Multi-scale incidence geometry

The project Multi-scale incidence geometry lies at the interface of fractal geometry and incidence geometry. Fractal geometry studies sets with no smoothness. Examples in nature are ubiquitous, including trees, clouds, fractured coastlines, the Milky Way -- or the graph of Dow Jones. Fractal sets also arise from many other branches of mathematics, such as dynamical systems, stochastics, or harmonic analysis. A prototypical question in fractal geometry asks to calculate, or estimate, the "dimension" of a fractal set. As a classical example, the dimension of the coastline of Britain is roughly 1.25.

Incidence geometry is a branch of combinatorics. It asks questions of the following kind: given m < n, and a planar set containing n points, how many distinct lines can there exist which intersect the set in at least m points? A sharp answer to this question was already found by E. Szemerédi and W. Trotter in the 80s.

The question answered by Szemerédi and Trotter can be extended to a fractal geometric problem, as follows: given s < t, and a planar set of dimension t, how many lines can there exist that intersect the set in dimension at least s? This question is known as the Furstenberg set problem, and it was posed by the harmonic analyst T. Wolff in the late 90s.

While the Furstenberg set problem has formal similarity to the one solved by Szemerédi and Trotter, a key difference makes it harder: unlike cardinality, fractal dimension encodes information at many scales. Informally speaking, a clustered set of a 1000 points has lower dimension than a well-spread set with 1000 points. This difference is not seen by cardinality, but needs to be taken into account when solving the Furstenberg set problem, and related questions. The Furstenberg set problem is a question in multi-scale incidence geometry.

#####

### Required actions
• a. In the part of the records that opens at the start of the records and closes with the line containing "116, 239, 140]", substitute "list-index" for every occurrence of "list-number" and reproduce those lines with nothing else changed.
• b. Resume the description of the multi-scale incidence geometry project, starting right after its final sentence.
The project description and the records are unrelated to each other.

### Input for this task
#####

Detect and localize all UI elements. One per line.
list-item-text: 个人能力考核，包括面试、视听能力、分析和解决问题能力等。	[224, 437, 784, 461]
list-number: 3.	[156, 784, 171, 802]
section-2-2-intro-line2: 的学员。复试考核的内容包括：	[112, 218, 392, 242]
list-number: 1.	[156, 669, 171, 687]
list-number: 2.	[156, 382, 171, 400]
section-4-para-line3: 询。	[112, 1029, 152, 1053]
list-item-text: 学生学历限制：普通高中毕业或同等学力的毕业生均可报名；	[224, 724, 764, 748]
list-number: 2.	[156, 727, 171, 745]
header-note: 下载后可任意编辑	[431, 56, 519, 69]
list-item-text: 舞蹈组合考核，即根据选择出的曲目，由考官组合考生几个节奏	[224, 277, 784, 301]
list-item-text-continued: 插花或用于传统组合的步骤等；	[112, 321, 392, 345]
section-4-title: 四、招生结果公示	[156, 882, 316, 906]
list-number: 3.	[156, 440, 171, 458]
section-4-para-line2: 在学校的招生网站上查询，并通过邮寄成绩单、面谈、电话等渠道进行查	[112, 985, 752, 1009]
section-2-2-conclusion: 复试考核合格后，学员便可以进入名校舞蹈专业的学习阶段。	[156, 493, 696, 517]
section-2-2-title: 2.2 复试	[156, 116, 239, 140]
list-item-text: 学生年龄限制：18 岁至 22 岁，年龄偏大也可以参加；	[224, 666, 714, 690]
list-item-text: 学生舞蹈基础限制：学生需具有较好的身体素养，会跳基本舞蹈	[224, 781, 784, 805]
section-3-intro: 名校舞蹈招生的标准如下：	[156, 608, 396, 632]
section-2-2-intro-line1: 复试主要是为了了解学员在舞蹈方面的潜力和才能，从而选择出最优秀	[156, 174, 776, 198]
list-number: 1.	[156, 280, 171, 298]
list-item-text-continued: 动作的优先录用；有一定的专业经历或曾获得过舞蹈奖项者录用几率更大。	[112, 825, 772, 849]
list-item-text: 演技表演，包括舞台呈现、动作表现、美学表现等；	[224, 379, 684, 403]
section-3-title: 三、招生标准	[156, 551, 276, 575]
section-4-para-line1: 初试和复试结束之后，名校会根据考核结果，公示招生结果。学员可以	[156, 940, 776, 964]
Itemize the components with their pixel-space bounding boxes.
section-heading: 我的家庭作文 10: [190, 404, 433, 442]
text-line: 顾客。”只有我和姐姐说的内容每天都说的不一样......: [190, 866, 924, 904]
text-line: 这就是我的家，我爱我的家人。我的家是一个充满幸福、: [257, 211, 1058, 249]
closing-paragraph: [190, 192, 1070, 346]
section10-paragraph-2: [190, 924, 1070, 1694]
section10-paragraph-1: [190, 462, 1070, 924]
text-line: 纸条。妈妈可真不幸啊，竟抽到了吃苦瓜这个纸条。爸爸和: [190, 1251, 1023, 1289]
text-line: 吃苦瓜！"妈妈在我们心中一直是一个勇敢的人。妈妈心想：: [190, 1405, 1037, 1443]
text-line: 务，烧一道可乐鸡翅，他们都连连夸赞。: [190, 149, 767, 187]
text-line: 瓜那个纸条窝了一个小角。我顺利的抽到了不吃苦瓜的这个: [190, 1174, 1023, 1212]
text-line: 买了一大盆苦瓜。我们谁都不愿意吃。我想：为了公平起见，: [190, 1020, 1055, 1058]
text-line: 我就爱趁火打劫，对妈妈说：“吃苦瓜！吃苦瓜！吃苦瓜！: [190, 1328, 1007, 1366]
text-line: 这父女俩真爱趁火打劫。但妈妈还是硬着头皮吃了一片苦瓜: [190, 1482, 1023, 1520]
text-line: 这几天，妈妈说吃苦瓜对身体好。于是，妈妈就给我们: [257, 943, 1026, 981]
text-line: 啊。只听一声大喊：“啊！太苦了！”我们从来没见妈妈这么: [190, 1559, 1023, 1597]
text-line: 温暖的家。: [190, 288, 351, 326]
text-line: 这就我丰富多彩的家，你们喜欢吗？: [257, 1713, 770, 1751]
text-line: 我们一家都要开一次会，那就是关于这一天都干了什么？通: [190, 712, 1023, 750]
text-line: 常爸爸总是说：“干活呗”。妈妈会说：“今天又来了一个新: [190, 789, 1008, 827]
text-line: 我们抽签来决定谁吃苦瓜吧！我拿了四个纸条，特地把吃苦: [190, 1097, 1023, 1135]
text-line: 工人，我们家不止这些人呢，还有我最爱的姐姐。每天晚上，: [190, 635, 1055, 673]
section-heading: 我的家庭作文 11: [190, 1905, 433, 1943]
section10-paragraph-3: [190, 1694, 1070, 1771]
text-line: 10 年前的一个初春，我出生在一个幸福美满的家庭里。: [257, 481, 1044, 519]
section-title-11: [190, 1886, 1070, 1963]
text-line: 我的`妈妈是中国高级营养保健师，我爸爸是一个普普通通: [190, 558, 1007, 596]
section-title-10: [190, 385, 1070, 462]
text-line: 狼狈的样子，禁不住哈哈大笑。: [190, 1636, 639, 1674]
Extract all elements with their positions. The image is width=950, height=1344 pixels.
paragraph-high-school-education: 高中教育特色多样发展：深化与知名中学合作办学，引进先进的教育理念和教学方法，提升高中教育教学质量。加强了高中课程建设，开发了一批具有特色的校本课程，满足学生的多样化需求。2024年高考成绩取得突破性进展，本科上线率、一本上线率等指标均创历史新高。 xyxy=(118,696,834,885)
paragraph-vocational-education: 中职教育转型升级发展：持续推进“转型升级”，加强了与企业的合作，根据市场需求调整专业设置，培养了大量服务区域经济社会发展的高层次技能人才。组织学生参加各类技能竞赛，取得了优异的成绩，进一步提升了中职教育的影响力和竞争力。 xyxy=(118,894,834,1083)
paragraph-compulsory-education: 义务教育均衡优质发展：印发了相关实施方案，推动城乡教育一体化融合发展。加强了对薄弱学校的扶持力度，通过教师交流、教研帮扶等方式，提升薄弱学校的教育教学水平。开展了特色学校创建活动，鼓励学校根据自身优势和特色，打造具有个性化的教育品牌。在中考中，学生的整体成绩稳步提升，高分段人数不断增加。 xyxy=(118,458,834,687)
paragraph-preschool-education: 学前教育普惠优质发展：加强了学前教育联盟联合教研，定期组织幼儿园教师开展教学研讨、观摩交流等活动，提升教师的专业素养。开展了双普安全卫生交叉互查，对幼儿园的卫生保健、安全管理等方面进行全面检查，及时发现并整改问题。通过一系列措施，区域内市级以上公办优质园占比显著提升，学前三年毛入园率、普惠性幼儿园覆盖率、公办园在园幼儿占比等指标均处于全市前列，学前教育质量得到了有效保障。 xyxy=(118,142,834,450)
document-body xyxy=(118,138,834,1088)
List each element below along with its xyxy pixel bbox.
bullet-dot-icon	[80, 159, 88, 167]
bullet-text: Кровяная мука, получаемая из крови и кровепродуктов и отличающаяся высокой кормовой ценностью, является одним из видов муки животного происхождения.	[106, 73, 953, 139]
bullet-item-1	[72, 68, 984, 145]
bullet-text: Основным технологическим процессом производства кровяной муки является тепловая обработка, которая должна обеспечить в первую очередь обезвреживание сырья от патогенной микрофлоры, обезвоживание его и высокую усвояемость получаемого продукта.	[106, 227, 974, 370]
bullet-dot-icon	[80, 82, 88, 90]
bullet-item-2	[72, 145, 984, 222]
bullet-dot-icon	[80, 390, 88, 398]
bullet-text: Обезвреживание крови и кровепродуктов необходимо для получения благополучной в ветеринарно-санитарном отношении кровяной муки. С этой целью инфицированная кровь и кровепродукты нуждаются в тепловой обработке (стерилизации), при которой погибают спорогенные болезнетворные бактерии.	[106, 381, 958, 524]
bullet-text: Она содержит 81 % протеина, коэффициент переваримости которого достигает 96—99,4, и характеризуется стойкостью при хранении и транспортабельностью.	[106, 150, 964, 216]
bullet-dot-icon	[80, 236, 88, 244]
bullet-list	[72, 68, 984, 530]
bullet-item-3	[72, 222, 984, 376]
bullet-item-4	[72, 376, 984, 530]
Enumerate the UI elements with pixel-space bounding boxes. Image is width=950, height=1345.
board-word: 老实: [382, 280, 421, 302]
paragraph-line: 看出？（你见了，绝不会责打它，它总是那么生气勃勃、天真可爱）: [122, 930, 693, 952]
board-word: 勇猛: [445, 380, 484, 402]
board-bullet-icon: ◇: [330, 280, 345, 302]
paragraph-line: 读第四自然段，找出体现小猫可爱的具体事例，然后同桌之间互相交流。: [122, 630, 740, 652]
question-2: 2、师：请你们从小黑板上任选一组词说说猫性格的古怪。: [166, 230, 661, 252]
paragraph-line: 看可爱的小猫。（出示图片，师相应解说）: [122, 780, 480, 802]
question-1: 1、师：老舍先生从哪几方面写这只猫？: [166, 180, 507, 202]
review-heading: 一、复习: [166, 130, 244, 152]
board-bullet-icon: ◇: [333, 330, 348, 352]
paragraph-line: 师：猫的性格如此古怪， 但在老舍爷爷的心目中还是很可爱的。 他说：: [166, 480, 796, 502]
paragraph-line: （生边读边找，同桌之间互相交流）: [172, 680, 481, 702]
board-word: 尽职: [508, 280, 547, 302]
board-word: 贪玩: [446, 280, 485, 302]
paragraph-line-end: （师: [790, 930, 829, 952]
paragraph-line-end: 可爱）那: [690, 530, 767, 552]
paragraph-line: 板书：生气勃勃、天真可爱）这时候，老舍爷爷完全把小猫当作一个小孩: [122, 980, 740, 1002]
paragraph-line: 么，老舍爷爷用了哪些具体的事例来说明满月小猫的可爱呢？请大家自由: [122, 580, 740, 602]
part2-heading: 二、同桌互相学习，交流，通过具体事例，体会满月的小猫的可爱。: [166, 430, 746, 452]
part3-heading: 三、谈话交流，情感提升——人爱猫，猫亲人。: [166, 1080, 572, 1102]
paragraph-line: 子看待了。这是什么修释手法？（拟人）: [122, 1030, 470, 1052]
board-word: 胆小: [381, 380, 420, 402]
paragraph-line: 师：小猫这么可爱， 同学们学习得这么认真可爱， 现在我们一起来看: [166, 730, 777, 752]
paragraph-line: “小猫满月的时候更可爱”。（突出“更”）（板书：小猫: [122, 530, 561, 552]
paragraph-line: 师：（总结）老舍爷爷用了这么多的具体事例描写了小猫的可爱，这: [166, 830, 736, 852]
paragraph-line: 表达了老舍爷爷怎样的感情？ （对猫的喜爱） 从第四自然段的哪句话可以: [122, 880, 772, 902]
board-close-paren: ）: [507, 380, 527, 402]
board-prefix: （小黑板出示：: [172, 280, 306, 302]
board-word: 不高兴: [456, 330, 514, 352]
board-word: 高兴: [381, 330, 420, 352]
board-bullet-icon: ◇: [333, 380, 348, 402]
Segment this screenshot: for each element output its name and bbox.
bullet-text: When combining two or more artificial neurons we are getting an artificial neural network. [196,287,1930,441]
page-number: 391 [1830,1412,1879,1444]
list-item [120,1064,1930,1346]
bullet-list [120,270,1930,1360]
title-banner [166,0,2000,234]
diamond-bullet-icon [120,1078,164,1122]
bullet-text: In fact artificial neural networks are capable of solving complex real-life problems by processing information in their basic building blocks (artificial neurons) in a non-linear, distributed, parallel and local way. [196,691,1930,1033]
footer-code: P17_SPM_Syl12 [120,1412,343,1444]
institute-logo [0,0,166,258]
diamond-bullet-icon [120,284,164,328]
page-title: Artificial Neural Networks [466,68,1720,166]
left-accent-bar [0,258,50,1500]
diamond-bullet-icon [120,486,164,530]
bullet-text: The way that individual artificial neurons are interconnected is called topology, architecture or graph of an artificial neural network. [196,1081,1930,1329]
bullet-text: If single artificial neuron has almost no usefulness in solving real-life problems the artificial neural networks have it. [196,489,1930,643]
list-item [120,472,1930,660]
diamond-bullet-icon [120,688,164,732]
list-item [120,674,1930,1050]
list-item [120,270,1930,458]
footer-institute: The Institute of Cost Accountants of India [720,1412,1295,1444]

#####

### Answers to the problems
• a.
Detect and localize all UI elements. One per line.
list-item-text: 个人能力考核，包括面试、视听能力、分析和解决问题能力等。	[224, 437, 784, 461]
list-index: 3.	[156, 784, 171, 802]
section-2-2-intro-line2: 的学员。复试考核的内容包括：	[112, 218, 392, 242]
list-index: 1.	[156, 669, 171, 687]
list-index: 2.	[156, 382, 171, 400]
section-4-para-line3: 询。	[112, 1029, 152, 1053]
list-item-text: 学生学历限制：普通高中毕业或同等学力的毕业生均可报名；	[224, 724, 764, 748]
list-index: 2.	[156, 727, 171, 745]
header-note: 下载后可任意编辑	[431, 56, 519, 69]
list-item-text: 舞蹈组合考核，即根据选择出的曲目，由考官组合考生几个节奏	[224, 277, 784, 301]
list-item-text-continued: 插花或用于传统组合的步骤等；	[112, 321, 392, 345]
section-4-title: 四、招生结果公示	[156, 882, 316, 906]
list-index: 3.	[156, 440, 171, 458]
section-4-para-line2: 在学校的招生网站上查询，并通过邮寄成绩单、面谈、电话等渠道进行查	[112, 985, 752, 1009]
section-2-2-conclusion: 复试考核合格后，学员便可以进入名校舞蹈专业的学习阶段。	[156, 493, 696, 517]
section-2-2-title: 2.2 复试	[156, 116, 239, 140]

• b.
The project aims to solve, or make progress, in several well-known problems related to the Furstenberg set problem. Examples include estimating the dimension of projections and visible parts of fractal sets. The Furstenberg problem itself was on the original research agenda, but it was solved in 2023 by K. Ren, H. Wang, P. Shmerkin, and the PI around the same time when the project started. This was a leap forward in fractal geometry, and the field is currently witnessing a period of rapid development: one expects that the technology developed for the Furstenberg set problem will also help crack many related problems. One concrete example is the visibility problem, formulated around 2000: it asks to prove that if one looks at a planar fractal from a "random" direction, then the visible part has dimension at most one.

A broader question concerns the sharpness of the solution of the Furstenberg set problem. The 2023 solution is sharp in the lack of further hypotheses. However, fractals arising in real applications often exhibit some degree of statistical self-similarity, whereas known sharpness examples to the Furstenberg set theorem do not. It is therefore plausible that there are sharper versions of the Furstenberg set theorem, and related results in fractal geometry, under mild additional hypotheses. Besides solving the visibility problem, finding these minimal hypotheses is a focus of the project.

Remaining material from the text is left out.